<<<<
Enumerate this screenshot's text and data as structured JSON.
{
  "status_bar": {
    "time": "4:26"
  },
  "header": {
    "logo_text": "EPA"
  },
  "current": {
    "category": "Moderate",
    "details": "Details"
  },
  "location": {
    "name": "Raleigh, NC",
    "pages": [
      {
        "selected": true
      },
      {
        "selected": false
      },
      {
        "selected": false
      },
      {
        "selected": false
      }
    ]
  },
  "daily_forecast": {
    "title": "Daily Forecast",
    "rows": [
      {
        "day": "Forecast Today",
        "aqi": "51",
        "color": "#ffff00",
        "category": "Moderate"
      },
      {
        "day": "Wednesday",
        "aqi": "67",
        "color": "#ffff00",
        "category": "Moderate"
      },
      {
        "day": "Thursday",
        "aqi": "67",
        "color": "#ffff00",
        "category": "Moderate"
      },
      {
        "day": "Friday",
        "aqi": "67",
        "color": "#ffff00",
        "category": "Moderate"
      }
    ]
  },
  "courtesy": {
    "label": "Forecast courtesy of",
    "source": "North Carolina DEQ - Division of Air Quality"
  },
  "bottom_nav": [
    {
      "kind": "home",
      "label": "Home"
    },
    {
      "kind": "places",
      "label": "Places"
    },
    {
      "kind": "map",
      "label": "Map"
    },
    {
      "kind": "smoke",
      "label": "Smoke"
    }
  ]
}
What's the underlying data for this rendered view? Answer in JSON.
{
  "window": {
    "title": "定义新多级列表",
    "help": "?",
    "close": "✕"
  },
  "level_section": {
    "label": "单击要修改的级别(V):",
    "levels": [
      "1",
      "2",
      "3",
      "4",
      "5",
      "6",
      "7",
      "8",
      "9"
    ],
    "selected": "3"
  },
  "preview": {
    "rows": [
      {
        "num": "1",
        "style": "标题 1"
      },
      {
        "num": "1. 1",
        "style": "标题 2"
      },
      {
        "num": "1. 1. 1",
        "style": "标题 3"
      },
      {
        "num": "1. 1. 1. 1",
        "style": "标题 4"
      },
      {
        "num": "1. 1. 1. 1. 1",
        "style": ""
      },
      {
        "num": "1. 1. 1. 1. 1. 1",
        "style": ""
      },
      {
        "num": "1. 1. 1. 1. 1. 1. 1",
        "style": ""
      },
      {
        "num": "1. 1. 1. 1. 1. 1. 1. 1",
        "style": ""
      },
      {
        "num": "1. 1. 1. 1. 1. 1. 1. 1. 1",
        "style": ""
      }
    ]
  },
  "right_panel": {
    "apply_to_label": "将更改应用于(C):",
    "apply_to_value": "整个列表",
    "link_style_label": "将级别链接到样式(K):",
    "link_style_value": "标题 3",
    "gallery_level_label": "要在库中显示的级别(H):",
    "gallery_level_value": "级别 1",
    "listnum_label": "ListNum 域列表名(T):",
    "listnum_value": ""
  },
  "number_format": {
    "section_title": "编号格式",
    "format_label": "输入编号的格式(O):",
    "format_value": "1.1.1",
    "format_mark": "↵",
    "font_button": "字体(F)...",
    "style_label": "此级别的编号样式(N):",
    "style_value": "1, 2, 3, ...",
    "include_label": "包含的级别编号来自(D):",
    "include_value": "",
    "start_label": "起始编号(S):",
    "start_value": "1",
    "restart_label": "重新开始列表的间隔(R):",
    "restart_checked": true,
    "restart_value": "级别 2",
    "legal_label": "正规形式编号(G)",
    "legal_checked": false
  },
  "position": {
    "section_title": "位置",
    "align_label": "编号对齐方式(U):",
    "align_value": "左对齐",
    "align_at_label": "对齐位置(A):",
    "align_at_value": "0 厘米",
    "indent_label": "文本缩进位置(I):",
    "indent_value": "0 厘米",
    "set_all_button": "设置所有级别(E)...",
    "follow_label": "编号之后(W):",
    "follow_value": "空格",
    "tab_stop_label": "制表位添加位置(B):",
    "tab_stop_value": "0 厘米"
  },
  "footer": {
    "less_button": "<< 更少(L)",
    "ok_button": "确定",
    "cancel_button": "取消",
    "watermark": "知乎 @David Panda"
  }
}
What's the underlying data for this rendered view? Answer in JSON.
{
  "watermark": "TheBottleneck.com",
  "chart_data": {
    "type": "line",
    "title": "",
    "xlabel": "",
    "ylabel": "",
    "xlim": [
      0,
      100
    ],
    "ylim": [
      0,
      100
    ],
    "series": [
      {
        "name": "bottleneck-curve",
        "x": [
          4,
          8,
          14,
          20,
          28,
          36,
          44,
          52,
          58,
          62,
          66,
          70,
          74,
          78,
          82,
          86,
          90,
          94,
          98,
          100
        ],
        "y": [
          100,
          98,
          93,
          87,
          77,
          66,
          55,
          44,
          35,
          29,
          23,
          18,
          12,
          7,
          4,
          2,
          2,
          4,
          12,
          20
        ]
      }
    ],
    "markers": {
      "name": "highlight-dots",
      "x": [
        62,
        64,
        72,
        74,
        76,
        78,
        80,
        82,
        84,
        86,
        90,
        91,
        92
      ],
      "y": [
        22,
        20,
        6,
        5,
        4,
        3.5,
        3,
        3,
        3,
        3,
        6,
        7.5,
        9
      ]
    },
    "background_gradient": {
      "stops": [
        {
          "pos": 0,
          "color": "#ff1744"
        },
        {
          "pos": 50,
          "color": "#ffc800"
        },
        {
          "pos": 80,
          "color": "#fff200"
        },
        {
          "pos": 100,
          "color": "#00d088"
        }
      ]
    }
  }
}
>>>>
- **Given exercise**: Set down the listing in full, keeping every word exactly as it is.

- **Task result**:
Enumerate this screenshot's text and data as structured JSON.
{
  "status_bar": {
    "time": "4:26"
  },
  "header": {
    "logo_text": "EPA"
  },
  "current": {
    "category": "Moderate",
    "details": "Details"
  },
  "location": {
    "name": "Raleigh, NC",
    "pages": [
      {
        "selected": true
      },
      {
        "selected": false
      },
      {
        "selected": false
      },
      {
        "selected": false
      }
    ]
  },
  "daily_forecast": {
    "title": "Daily Forecast",
    "rows": [
      {
        "day": "Forecast Today",
        "aqi": "51",
        "color": "#ffff00",
        "category": "Moderate"
      },
      {
        "day": "Wednesday",
        "aqi": "67",
        "color": "#ffff00",
        "category": "Moderate"
      },
      {
        "day": "Thursday",
        "aqi": "67",
        "color": "#ffff00",
        "category": "Moderate"
      },
      {
        "day": "Friday",
        "aqi": "67",
        "color": "#ffff00",
        "category": "Moderate"
      }
    ]
  },
  "courtesy": {
    "label": "Forecast courtesy of",
    "source": "North Carolina DEQ - Division of Air Quality"
  },
  "bottom_nav": [
    {
      "kind": "home",
      "label": "Home"
    },
    {
      "kind": "places",
      "label": "Places"
    },
    {
      "kind": "map",
      "label": "Map"
    },
    {
      "kind": "smoke",
      "label": "Smoke"
    }
  ]
}
What's the underlying data for this rendered view? Answer in JSON.
{
  "window": {
    "title": "定义新多级列表",
    "help": "?",
    "close": "✕"
  },
  "level_section": {
    "label": "单击要修改的级别(V):",
    "levels": [
      "1",
      "2",
      "3",
      "4",
      "5",
      "6",
      "7",
      "8",
      "9"
    ],
    "selected": "3"
  },
  "preview": {
    "rows": [
      {
        "num": "1",
        "style": "标题 1"
      },
      {
        "num": "1. 1",
        "style": "标题 2"
      },
      {
        "num": "1. 1. 1",
        "style": "标题 3"
      },
      {
        "num": "1. 1. 1. 1",
        "style": "标题 4"
      },
      {
        "num": "1. 1. 1. 1. 1",
        "style": ""
      },
      {
        "num": "1. 1. 1. 1. 1. 1",
        "style": ""
      },
      {
        "num": "1. 1. 1. 1. 1. 1. 1",
        "style": ""
      },
      {
        "num": "1. 1. 1. 1. 1. 1. 1. 1",
        "style": ""
      },
      {
        "num": "1. 1. 1. 1. 1. 1. 1. 1. 1",
        "style": ""
      }
    ]
  },
  "right_panel": {
    "apply_to_label": "将更改应用于(C):",
    "apply_to_value": "整个列表",
    "link_style_label": "将级别链接到样式(K):",
    "link_style_value": "标题 3",
    "gallery_level_label": "要在库中显示的级别(H):",
    "gallery_level_value": "级别 1",
    "listnum_label": "ListNum 域列表名(T):",
    "listnum_value": ""
  },
  "number_format": {
    "section_title": "编号格式",
    "format_label": "输入编号的格式(O):",
    "format_value": "1.1.1",
    "format_mark": "↵",
    "font_button": "字体(F)...",
    "style_label": "此级别的编号样式(N):",
    "style_value": "1, 2, 3, ...",
    "include_label": "包含的级别编号来自(D):",
    "include_value": "",
    "start_label": "起始编号(S):",
    "start_value": "1",
    "restart_label": "重新开始列表的间隔(R):",
    "restart_checked": true,
    "restart_value": "级别 2",
    "legal_label": "正规形式编号(G)",
    "legal_checked": false
  },
  "position": {
    "section_title": "位置",
    "align_label": "编号对齐方式(U):",
    "align_value": "左对齐",
    "align_at_label": "对齐位置(A):",
    "align_at_value": "0 厘米",
    "indent_label": "文本缩进位置(I):",
    "indent_value": "0 厘米",
    "set_all_button": "设置所有级别(E)...",
    "follow_label": "编号之后(W):",
    "follow_value": "空格",
    "tab_stop_label": "制表位添加位置(B):",
    "tab_stop_value": "0 厘米"
  },
  "footer": {
    "less_button": "<< 更少(L)",
    "ok_button": "确定",
    "cancel_button": "取消",
    "watermark": "知乎 @David Panda"
  }
}
What's the underlying data for this rendered view? Answer in JSON.
{
  "watermark": "TheBottleneck.com",
  "chart_data": {
    "type": "line",
    "title": "",
    "xlabel": "",
    "ylabel": "",
    "xlim": [
      0,
      100
    ],
    "ylim": [
      0,
      100
    ],
    "series": [
      {
        "name": "bottleneck-curve",
        "x": [
          4,
          8,
          14,
          20,
          28,
          36,
          44,
          52,
          58,
          62,
          66,
          70,
          74,
          78,
          82,
          86,
          90,
          94,
          98,
          100
        ],
        "y": [
          100,
          98,
          93,
          87,
          77,
          66,
          55,
          44,
          35,
          29,
          23,
          18,
          12,
          7,
          4,
          2,
          2,
          4,
          12,
          20
        ]
      }
    ],
    "markers": {
      "name": "highlight-dots",
      "x": [
        62,
        64,
        72,
        74,
        76,
        78,
        80,
        82,
        84,
        86,
        90,
        91,
        92
      ],
      "y": [
        22,
        20,
        6,
        5,
        4,
        3.5,
        3,
        3,
        3,
        3,
        6,
        7.5,
        9
      ]
    },
    "background_gradient": {
      "stops": [
        {
          "pos": 0,
          "color": "#ff1744"
        },
        {
          "pos": 50,
          "color": "#ffc800"
        },
        {
          "pos": 80,
          "color": "#fff200"
        },
        {
          "pos": 100,
          "color": "#00d088"
        }
      ]
    }
  }
}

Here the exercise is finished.